> DIRECTIONS FOR THIS TASK: From the entries below, extract every line that includes the word "gewürzt".

— begin DATA FOR THE TASK —

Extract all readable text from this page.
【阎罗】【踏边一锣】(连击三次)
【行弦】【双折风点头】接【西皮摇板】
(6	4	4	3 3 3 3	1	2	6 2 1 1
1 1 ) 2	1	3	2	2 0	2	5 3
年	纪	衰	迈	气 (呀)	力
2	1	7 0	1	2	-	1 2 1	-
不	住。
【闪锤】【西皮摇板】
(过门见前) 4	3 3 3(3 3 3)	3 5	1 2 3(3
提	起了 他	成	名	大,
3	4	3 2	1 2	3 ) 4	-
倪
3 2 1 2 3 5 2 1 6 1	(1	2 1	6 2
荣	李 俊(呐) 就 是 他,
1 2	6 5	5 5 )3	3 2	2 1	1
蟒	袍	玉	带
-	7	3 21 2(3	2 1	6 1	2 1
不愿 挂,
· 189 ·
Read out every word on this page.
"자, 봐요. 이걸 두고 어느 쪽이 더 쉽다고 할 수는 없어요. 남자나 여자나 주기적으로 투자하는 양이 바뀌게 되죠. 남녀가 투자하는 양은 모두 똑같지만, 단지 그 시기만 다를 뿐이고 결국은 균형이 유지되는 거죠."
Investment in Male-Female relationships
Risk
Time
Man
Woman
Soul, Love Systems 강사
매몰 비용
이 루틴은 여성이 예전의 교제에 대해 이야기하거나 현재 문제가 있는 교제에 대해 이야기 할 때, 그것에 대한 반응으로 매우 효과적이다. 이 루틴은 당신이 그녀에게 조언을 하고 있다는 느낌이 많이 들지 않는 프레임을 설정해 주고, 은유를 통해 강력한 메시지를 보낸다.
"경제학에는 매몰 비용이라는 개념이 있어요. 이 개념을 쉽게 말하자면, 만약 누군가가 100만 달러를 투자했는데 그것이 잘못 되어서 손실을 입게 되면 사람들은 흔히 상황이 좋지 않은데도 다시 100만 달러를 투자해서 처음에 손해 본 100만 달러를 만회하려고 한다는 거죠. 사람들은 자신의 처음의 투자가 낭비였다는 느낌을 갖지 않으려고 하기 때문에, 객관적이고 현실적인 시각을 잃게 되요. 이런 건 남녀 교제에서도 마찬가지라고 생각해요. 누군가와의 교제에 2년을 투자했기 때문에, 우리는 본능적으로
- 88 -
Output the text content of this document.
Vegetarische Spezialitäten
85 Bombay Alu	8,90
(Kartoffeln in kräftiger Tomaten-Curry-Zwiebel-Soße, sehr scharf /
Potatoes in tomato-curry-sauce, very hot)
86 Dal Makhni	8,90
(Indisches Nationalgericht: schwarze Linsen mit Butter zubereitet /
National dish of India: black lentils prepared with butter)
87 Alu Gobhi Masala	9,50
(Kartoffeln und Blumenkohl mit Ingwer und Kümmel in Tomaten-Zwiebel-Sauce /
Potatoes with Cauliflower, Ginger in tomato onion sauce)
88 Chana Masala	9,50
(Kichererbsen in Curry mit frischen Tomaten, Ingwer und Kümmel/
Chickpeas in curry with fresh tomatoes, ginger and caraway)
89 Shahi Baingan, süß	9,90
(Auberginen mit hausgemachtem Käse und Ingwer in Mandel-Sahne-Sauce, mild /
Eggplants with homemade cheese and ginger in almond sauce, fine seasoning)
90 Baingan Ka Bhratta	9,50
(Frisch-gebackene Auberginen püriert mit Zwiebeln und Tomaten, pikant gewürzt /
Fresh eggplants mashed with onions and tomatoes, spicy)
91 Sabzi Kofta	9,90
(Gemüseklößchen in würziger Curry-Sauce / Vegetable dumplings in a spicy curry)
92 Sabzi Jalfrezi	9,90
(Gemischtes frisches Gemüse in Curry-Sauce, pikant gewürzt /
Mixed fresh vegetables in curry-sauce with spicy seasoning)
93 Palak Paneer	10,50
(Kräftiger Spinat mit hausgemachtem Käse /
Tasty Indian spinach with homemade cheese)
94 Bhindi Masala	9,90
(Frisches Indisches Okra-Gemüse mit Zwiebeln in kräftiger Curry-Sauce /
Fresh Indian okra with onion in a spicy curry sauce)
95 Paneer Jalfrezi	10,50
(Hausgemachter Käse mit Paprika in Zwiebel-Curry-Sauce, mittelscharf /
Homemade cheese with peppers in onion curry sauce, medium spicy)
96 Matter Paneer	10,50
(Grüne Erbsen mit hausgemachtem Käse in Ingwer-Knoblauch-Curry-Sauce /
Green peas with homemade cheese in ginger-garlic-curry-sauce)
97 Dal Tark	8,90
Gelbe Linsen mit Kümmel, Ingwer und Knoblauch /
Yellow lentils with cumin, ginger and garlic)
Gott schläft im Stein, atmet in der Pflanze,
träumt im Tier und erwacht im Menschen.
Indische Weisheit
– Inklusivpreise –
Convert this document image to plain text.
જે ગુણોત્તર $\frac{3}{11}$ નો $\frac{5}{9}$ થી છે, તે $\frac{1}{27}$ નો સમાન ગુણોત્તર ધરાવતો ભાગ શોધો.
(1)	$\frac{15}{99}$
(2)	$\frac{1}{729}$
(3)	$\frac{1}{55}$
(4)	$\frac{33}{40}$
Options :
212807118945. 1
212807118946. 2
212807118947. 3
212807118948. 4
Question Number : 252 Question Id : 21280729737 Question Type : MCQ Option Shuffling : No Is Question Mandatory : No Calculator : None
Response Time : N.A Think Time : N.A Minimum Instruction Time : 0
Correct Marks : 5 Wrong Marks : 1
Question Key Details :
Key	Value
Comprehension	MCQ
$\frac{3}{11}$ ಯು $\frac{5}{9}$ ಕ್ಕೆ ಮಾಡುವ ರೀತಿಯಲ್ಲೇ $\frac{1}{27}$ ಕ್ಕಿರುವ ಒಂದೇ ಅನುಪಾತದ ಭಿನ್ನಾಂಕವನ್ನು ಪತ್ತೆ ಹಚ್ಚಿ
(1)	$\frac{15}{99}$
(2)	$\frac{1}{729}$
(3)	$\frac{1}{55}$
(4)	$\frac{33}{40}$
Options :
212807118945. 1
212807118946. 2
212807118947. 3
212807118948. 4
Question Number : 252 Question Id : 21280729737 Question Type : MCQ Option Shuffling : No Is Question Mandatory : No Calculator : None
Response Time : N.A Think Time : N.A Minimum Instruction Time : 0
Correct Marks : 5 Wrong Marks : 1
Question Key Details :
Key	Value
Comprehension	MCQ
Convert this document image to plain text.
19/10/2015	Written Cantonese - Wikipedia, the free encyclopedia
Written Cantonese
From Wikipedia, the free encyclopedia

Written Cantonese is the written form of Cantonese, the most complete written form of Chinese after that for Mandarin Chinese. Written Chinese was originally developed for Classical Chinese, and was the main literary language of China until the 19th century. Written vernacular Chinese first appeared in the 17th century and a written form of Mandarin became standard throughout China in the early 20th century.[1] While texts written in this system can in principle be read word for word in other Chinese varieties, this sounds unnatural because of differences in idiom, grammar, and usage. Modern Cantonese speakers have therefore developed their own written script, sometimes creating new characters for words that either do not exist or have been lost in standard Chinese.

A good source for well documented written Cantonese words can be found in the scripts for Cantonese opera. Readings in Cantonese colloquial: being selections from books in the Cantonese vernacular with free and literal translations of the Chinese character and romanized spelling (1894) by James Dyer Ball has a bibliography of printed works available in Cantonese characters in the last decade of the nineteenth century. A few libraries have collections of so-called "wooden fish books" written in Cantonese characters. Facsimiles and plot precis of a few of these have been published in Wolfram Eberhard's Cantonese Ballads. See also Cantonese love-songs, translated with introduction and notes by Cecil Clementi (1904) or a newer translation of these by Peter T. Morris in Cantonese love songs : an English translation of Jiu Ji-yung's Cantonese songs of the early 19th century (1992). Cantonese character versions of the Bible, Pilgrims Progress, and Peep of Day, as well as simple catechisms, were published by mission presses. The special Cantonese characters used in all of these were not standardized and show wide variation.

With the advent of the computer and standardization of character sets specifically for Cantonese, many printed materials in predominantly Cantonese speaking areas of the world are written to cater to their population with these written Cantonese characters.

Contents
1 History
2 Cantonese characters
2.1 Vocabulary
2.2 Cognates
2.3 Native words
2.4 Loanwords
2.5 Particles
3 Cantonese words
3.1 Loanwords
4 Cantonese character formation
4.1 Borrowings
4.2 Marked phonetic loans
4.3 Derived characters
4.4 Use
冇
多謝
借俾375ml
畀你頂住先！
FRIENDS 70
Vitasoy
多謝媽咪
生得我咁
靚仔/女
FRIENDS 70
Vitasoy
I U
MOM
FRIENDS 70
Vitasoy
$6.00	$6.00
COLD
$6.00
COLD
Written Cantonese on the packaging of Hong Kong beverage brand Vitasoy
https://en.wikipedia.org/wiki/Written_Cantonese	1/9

— end DATA FOR THE TASK —

> THE OUTPUT:
(Frisch-gebackene Auberginen püriert mit Zwiebeln und Tomaten, pikant gewürzt /
(Gemischtes frisches Gemüse in Curry-Sauce, pikant gewürzt /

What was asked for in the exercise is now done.